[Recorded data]
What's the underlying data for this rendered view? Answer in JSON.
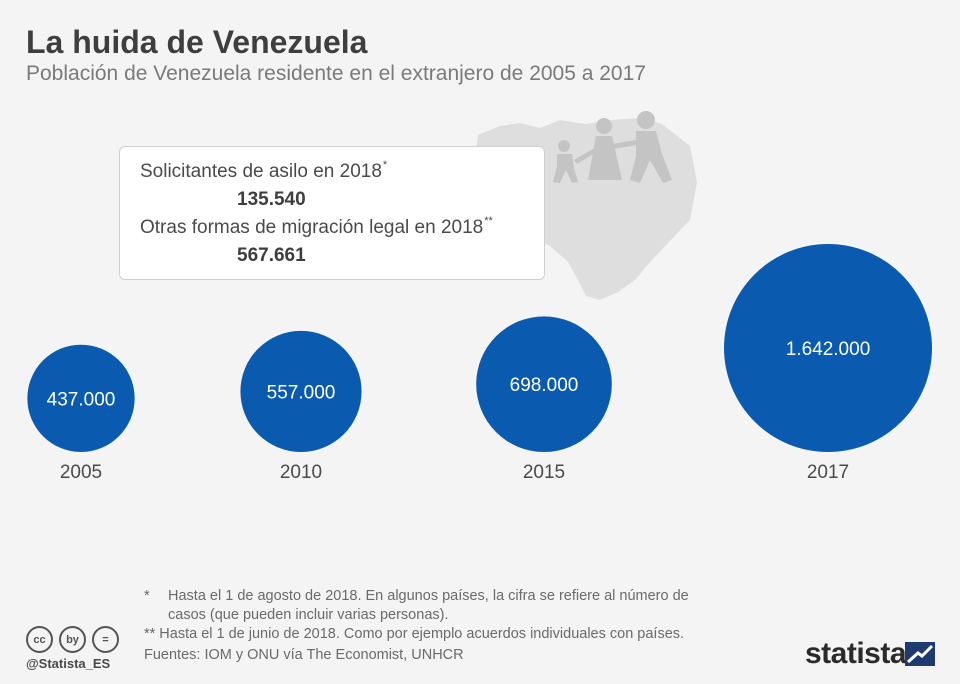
{
  "header": {
    "title": "La huida de Venezuela",
    "subtitle": "Población de Venezuela residente en el extranjero de 2005 a 2017"
  },
  "callout": {
    "asylum_label": "Solicitantes de asilo en 2018",
    "asylum_mark": "*",
    "asylum_value": "135.540",
    "legal_label": "Otras formas de migración legal en 2018",
    "legal_mark": "**",
    "legal_value": "567.661"
  },
  "chart_data": {
    "type": "bubble",
    "title": "La huida de Venezuela",
    "subtitle": "Población de Venezuela residente en el extranjero de 2005 a 2017",
    "categories": [
      "2005",
      "2010",
      "2015",
      "2017"
    ],
    "values": [
      437000,
      557000,
      698000,
      1642000
    ],
    "value_labels": [
      "437.000",
      "557.000",
      "698.000",
      "1.642.000"
    ],
    "color": "#0a5bb0"
  },
  "footnotes": {
    "note1_mark": "*",
    "note1_line1": "Hasta el 1 de agosto de 2018. En algunos países, la cifra se refiere al número de",
    "note1_line2": "casos (que pueden incluir varias personas).",
    "note2_mark": "**",
    "note2_text": "Hasta el 1 de junio de 2018. Como por ejemplo acuerdos individuales con países.",
    "sources": "Fuentes: IOM y ONU vía The Economist, UNHCR"
  },
  "footer": {
    "handle": "@Statista_ES",
    "brand": "statista",
    "license_icons": [
      "cc",
      "by",
      "="
    ]
  },
  "colors": {
    "bubble": "#0a5bb0",
    "background": "#f4f4f4",
    "map": "#dedede"
  }
}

Stated problem:
Your task is to repeat the data above exactly while excluding the pictures.

The answer:
What's the underlying data for this rendered view? Answer in JSON.
{
  "header": {
    "title": "La huida de Venezuela",
    "subtitle": "Población de Venezuela residente en el extranjero de 2005 a 2017"
  },
  "callout": {
    "asylum_label": "Solicitantes de asilo en 2018",
    "asylum_mark": "*",
    "asylum_value": "135.540",
    "legal_label": "Otras formas de migración legal en 2018",
    "legal_mark": "**",
    "legal_value": "567.661"
  },
  "chart_data": {
    "type": "bubble",
    "title": "La huida de Venezuela",
    "subtitle": "Población de Venezuela residente en el extranjero de 2005 a 2017",
    "categories": [
      "2005",
      "2010",
      "2015",
      "2017"
    ],
    "values": [
      437000,
      557000,
      698000,
      1642000
    ],
    "value_labels": [
      "437.000",
      "557.000",
      "698.000",
      "1.642.000"
    ],
    "color": "#0a5bb0"
  },
  "footnotes": {
    "note1_mark": "*",
    "note1_line1": "Hasta el 1 de agosto de 2018. En algunos países, la cifra se refiere al número de",
    "note1_line2": "casos (que pueden incluir varias personas).",
    "note2_mark": "**",
    "note2_text": "Hasta el 1 de junio de 2018. Como por ejemplo acuerdos individuales con países.",
    "sources": "Fuentes: IOM y ONU vía The Economist, UNHCR"
  },
  "footer": {
    "handle": "@Statista_ES",
    "brand": "statista",
    "license_icons": [
      "cc",
      "by",
      "="
    ]
  },
  "colors": {
    "bubble": "#0a5bb0",
    "background": "#f4f4f4",
    "map": "#dedede"
  }
}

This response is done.